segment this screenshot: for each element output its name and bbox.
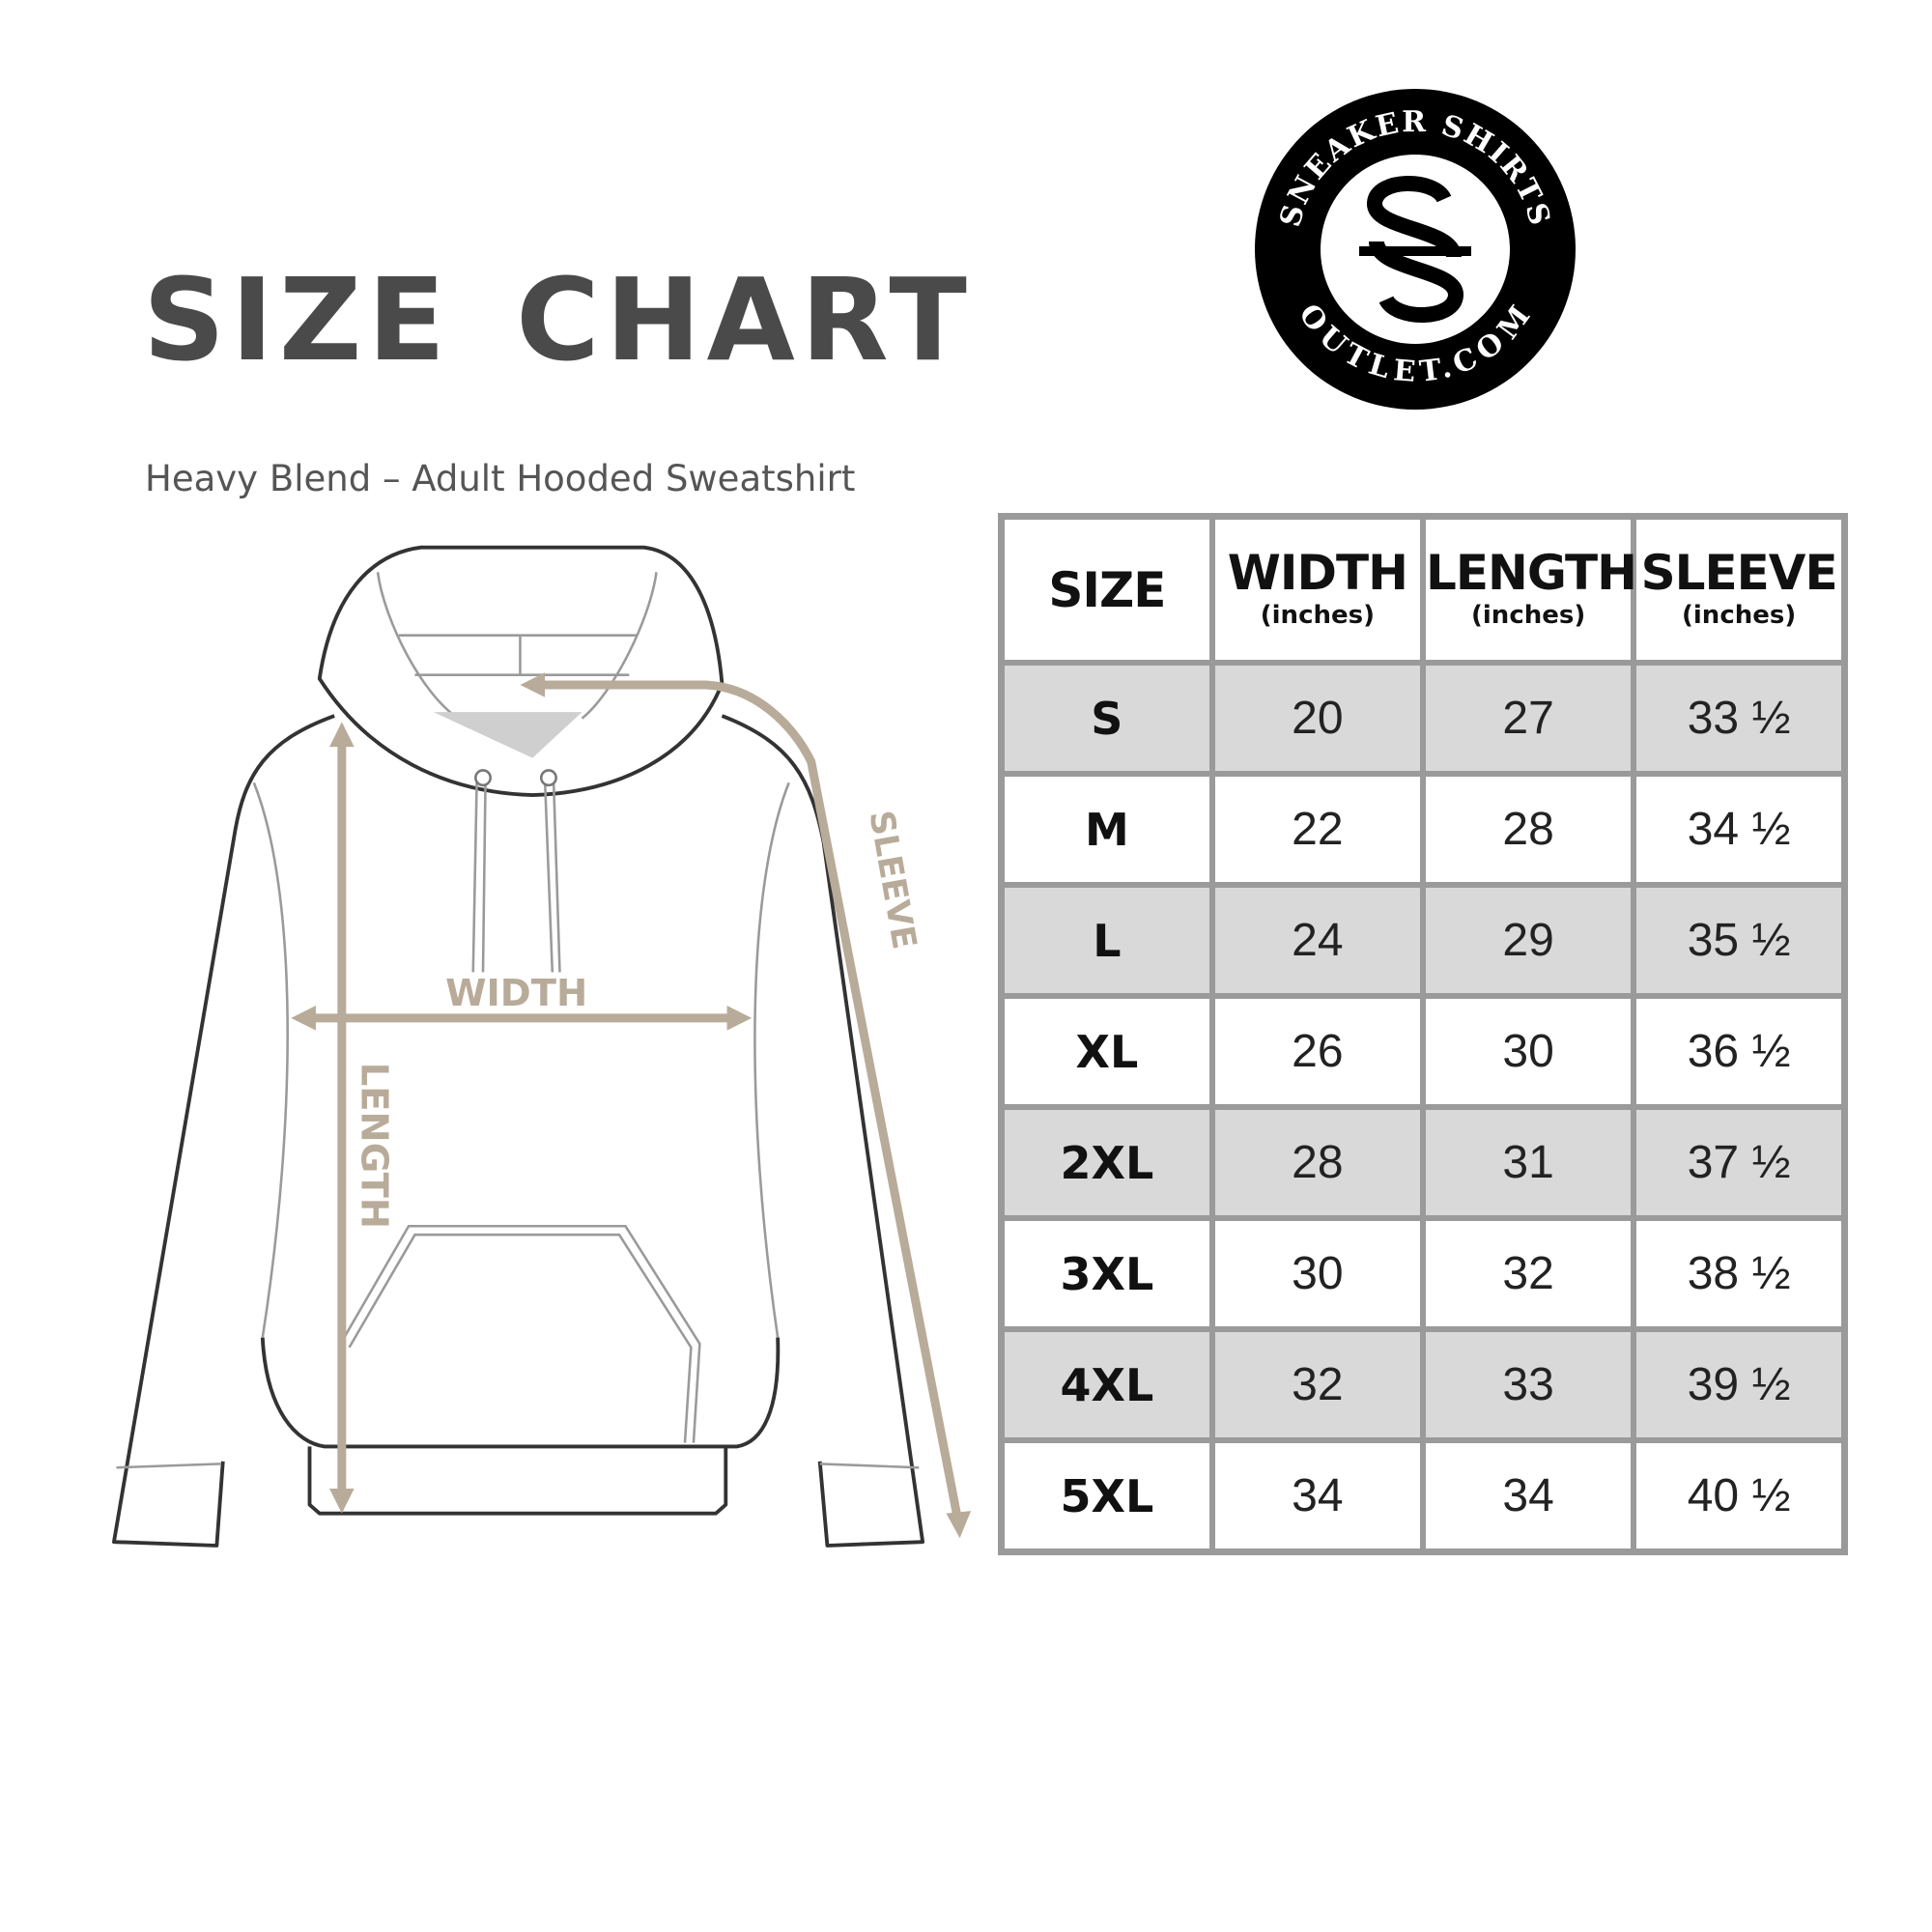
cell-length: 32 [1419, 1215, 1637, 1332]
length-label: LENGTH [352, 1063, 395, 1229]
cell-sleeve: 38 ½ [1631, 1215, 1848, 1332]
cell-width: 26 [1208, 993, 1427, 1110]
cell-width: 34 [1208, 1437, 1427, 1555]
product-subtitle: Heavy Blend – Adult Hooded Sweatshirt [145, 458, 856, 499]
cell-sleeve: 36 ½ [1631, 993, 1848, 1110]
cell-sleeve: 37 ½ [1631, 1104, 1848, 1221]
cell-length: 31 [1419, 1104, 1637, 1221]
header-length: LENGTH (inches) [1419, 513, 1637, 666]
cell-length: 30 [1419, 993, 1637, 1110]
cell-size: M [998, 771, 1215, 888]
size-table: SIZE WIDTH (inches) LENGTH (inches) SLEEVE… [998, 513, 1848, 1555]
sleeve-arrow [542, 680, 962, 1519]
header-width: WIDTH (inches) [1208, 513, 1427, 666]
measurement-arrows [291, 672, 972, 1539]
hoodie-outline [112, 545, 925, 1548]
brand-logo: SNEAKER SHIRTS OUTLET.COM [1255, 89, 1576, 410]
cell-sleeve: 34 ½ [1631, 771, 1848, 888]
cell-sleeve: 33 ½ [1631, 660, 1848, 777]
table-row: L 24 29 35 ½ [998, 882, 1848, 999]
cell-sleeve: 35 ½ [1631, 882, 1848, 999]
cell-size: 3XL [998, 1215, 1215, 1332]
table-header-row: SIZE WIDTH (inches) LENGTH (inches) SLEEVE… [998, 513, 1848, 666]
table-row: 2XL 28 31 37 ½ [998, 1104, 1848, 1221]
cell-size: S [998, 660, 1215, 777]
monogram-icon [1359, 176, 1471, 323]
table-row: 3XL 30 32 38 ½ [998, 1215, 1848, 1332]
cell-size: XL [998, 993, 1215, 1110]
cell-width: 24 [1208, 882, 1427, 999]
cell-sleeve: 40 ½ [1631, 1437, 1848, 1555]
table-row: M 22 28 34 ½ [998, 771, 1848, 888]
table-row: 4XL 32 33 39 ½ [998, 1326, 1848, 1443]
cell-sleeve: 39 ½ [1631, 1326, 1848, 1443]
sleeve-label: SLEEVE [861, 808, 923, 952]
cell-length: 34 [1419, 1437, 1637, 1555]
cell-size: 2XL [998, 1104, 1215, 1221]
table-row: 5XL 34 34 40 ½ [998, 1437, 1848, 1555]
cell-width: 30 [1208, 1215, 1427, 1332]
cell-size: 5XL [998, 1437, 1215, 1555]
cell-length: 33 [1419, 1326, 1637, 1443]
cell-width: 22 [1208, 771, 1427, 888]
header-sleeve: SLEEVE (inches) [1631, 513, 1848, 666]
table-row: S 20 27 33 ½ [998, 660, 1848, 777]
cell-length: 27 [1419, 660, 1637, 777]
cell-width: 20 [1208, 660, 1427, 777]
cell-size: L [998, 882, 1215, 999]
width-label: WIDTH [445, 972, 587, 1015]
page-title: SIZE CHART [143, 253, 973, 386]
cell-length: 28 [1419, 771, 1637, 888]
cell-width: 32 [1208, 1326, 1427, 1443]
cell-size: 4XL [998, 1326, 1215, 1443]
cell-width: 28 [1208, 1104, 1427, 1221]
table-row: XL 26 30 36 ½ [998, 993, 1848, 1110]
header-size: SIZE [998, 513, 1215, 666]
cell-length: 29 [1419, 882, 1637, 999]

········

- [REQUIREMENTS]
Turn the material above into a Markdown table with the columns "Row" and "Line". Put a row number and one line in each row, skip blank lines, and leave the pictures out.

- [TASK RESPONSE]
| Row | Line |
|---|---|
| 1 | segment this screenshot: for each element output its name and bbox. |
| 2 | cell-length: 32 [1419, 1215, 1637, 1332] |
| 3 | length-label: LENGTH [352, 1063, 395, 1229] |
| 4 | cell-sleeve: 38 ½ [1631, 1215, 1848, 1332] |
| 5 | cell-width: 26 [1208, 993, 1427, 1110] |
| 6 | cell-width: 34 [1208, 1437, 1427, 1555] |
| 7 | product-subtitle: Heavy Blend – Adult Hooded Sweatshirt [145, 458, 856, 499] |
| 8 | cell-sleeve: 36 ½ [1631, 993, 1848, 1110] |
| 9 | cell-sleeve: 37 ½ [1631, 1104, 1848, 1221] |
| 10 | cell-length: 31 [1419, 1104, 1637, 1221] |
| 11 | header-length: LENGTH (inches) [1419, 513, 1637, 666] |
| 12 | cell-length: 30 [1419, 993, 1637, 1110] |
| 13 | cell-size: M [998, 771, 1215, 888] |
| 14 | size-table: SIZE WIDTH (inches) LENGTH (inches) SLEEVE… [998, 513, 1848, 1555] |
| 15 | sleeve-arrow [542, 680, 962, 1519] |
| 16 | header-width: WIDTH (inches) [1208, 513, 1427, 666] |
| 17 | measurement-arrows [291, 672, 972, 1539] |
| 18 | hoodie-outline [112, 545, 925, 1548] |
| 19 | brand-logo: SNEAKER SHIRTS OUTLET.COM [1255, 89, 1576, 410] |
| 20 | cell-sleeve: 34 ½ [1631, 771, 1848, 888] |
| 21 | cell-sleeve: 33 ½ [1631, 660, 1848, 777] |
| 22 | table-row: L 24 29 35 ½ [998, 882, 1848, 999] |
| 23 | cell-sleeve: 35 ½ [1631, 882, 1848, 999] |
| 24 | cell-size: 3XL [998, 1215, 1215, 1332] |
| 25 | table-header-row: SIZE WIDTH (inches) LENGTH (inches) SLEEVE… [998, 513, 1848, 666] |
| 26 | table-row: 2XL 28 31 37 ½ [998, 1104, 1848, 1221] |
| 27 | cell-size: S [998, 660, 1215, 777] |
| 28 | monogram-icon [1359, 176, 1471, 323] |
| 29 | table-row: 3XL 30 32 38 ½ [998, 1215, 1848, 1332] |
| 30 | cell-size: XL [998, 993, 1215, 1110] |
| 31 | cell-width: 24 [1208, 882, 1427, 999] |
| 32 | cell-sleeve: 40 ½ [1631, 1437, 1848, 1555] |
| 33 | table-row: M 22 28 34 ½ [998, 771, 1848, 888] |
| 34 | table-row: 4XL 32 33 39 ½ [998, 1326, 1848, 1443] |
| 35 | cell-sleeve: 39 ½ [1631, 1326, 1848, 1443] |
| 36 | sleeve-label: SLEEVE [861, 808, 923, 952] |
| 37 | cell-length: 34 [1419, 1437, 1637, 1555] |
| 38 | cell-size: 2XL [998, 1104, 1215, 1221] |
| 39 | table-row: 5XL 34 34 40 ½ [998, 1437, 1848, 1555] |
| 40 | cell-width: 30 [1208, 1215, 1427, 1332] |
| 41 | cell-size: 5XL [998, 1437, 1215, 1555] |
| 42 | cell-length: 33 [1419, 1326, 1637, 1443] |
| 43 | cell-width: 22 [1208, 771, 1427, 888] |
| 44 | header-sleeve: SLEEVE (inches) [1631, 513, 1848, 666] |
| 45 | table-row: S 20 27 33 ½ [998, 660, 1848, 777] |
| 46 | cell-length: 27 [1419, 660, 1637, 777] |
| 47 | cell-width: 20 [1208, 660, 1427, 777] |
| 48 | cell-size: L [998, 882, 1215, 999] |
| 49 | width-label: WIDTH [445, 972, 587, 1015] |
| 50 | page-title: SIZE CHART [143, 253, 973, 386] |
| 51 | cell-length: 28 [1419, 771, 1637, 888] |
| 52 | cell-width: 32 [1208, 1326, 1427, 1443] |
| 53 | cell-size: 4XL [998, 1326, 1215, 1443] |
| 54 | cell-width: 28 [1208, 1104, 1427, 1221] |
| 55 | table-row: XL 26 30 36 ½ [998, 993, 1848, 1110] |
| 56 | header-size: SIZE [998, 513, 1215, 666] |
| 57 | cell-length: 29 [1419, 882, 1637, 999] |